### Texto para ler

= = = = = = =

Acórdão nº 1011/16.0T8STB.E1.S2 de Supremo Tribunal de Justiça (Portugal), 01 de Março de 2018

Magistrado ResponsávelROSA TCHING
Data da Resolução01 de Março de 2018
EmissorSupremo Tribunal de Justiça (Portugal)

Acordam na 2.ª Secção do Supremo Tribunal de Justiça I – Relatório 1. O Ministério Público instaurou a presente ação de processo comum contra AA e mulher, BB, e CC e marido, DD, pedindo a declaração de nulidade das escrituras de justificação notarial, datadas de 2/1/2015 e através as quais os 1os RR. e os 2os RR. obtiveram, respetivamente, o reconhecimento de posse prolongada sobre cada uma das duas parcelas de terreno destacadas de prédio rústico, com áreas inferiores à unidade de cultura fixada na Portaria nº 202/70, de 21/4, em violação do disposto no artº 1376º, nº 1, do C. Civil.

  1. Citados, contestaram os réus, alegando que os dois prédios em causa foram adquiridos por usucapião, face a posses, de uns e de outros, respetivamente, que se prolongam desde pelo menos 1988, irrelevando, por isso, a proibição constante do art. 1376º, nº 1 do C. Civil.

    Concluíram pela improcedência da ação.

  2. Após o saneamento do processo, foi proferido despacho de identificação do objecto do litígio e enunciação dos temas da prova.

  3. Realizada a audiência de discussão e julgamento, foi proferida sentença que julgou improcedente a ação.

  4. Inconformado com esta decisão, dela apelou o autor para o Tribunal da Relação de …, que, por acórdão proferido em 08.06.2017, julgou improcedente o presente recurso, confirmando a sentença recorrida.

= = = = = = =

[Entradas de regiões rotuladas]
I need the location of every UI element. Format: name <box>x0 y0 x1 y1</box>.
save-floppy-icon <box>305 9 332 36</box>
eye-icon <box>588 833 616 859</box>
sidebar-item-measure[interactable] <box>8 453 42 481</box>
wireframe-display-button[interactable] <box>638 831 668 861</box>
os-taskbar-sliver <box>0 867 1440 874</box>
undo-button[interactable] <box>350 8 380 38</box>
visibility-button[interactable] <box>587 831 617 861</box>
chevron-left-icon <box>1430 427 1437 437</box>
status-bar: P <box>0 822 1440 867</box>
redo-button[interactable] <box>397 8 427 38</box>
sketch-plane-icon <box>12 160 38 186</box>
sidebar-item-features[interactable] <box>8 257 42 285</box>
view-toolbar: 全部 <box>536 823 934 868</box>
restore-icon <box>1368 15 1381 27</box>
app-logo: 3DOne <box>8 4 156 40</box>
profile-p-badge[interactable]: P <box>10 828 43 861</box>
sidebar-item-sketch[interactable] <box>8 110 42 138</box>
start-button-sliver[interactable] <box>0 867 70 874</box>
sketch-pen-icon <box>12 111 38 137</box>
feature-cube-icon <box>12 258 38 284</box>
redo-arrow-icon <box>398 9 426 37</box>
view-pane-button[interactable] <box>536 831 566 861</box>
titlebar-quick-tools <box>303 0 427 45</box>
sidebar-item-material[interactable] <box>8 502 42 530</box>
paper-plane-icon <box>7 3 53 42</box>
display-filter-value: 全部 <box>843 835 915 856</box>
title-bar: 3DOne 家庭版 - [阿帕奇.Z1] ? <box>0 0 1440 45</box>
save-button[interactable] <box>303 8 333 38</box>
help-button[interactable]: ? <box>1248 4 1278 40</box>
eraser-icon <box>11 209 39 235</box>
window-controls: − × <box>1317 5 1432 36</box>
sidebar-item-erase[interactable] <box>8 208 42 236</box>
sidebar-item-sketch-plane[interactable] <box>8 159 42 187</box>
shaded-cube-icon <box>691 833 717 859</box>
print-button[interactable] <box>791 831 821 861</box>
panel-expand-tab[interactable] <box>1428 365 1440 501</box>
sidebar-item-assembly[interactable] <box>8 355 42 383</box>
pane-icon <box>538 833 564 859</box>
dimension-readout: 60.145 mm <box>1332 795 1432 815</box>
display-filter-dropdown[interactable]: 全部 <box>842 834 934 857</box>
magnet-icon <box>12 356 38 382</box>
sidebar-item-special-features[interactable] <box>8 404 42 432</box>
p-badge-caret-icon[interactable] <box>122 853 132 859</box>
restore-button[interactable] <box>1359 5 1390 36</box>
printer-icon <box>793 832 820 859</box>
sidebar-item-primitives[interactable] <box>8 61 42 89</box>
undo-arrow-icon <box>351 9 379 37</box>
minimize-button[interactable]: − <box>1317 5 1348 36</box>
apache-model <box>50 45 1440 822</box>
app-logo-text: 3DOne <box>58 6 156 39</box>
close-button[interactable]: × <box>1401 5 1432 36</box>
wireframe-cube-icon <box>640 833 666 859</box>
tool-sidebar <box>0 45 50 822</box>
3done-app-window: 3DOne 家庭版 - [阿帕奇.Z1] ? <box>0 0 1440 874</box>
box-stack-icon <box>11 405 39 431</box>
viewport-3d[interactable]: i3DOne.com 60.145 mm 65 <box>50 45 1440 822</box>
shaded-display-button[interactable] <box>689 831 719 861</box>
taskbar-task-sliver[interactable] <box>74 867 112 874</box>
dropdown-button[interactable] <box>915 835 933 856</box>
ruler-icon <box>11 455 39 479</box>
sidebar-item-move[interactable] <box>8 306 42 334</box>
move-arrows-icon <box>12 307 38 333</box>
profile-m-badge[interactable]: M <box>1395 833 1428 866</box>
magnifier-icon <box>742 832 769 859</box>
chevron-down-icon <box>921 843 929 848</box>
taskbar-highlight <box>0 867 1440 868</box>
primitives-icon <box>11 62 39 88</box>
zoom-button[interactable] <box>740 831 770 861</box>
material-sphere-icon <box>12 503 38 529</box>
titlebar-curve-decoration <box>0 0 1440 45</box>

= = = = = = =

### Tarefa proposta A
No acórdão, reescreva o trecho entre "Concluíram pela improcedência" e "improcedente a ação.", inclusive, trocando "audiência" por "sessão".
### Tarefa proposta B
Quais são todos os réus que o acórdão identifica por letras?

### Resposta escrita A
Concluíram pela improcedência da ação.

  2. Após o saneamento do processo, foi proferido despacho de identificação do objecto do litígio e enunciação dos temas da prova.

  3. Realizada a sessão de discussão e julgamento, foi proferida sentença que julgou improcedente a ação.

### Resposta escrita B
AA, BB, CC e DD.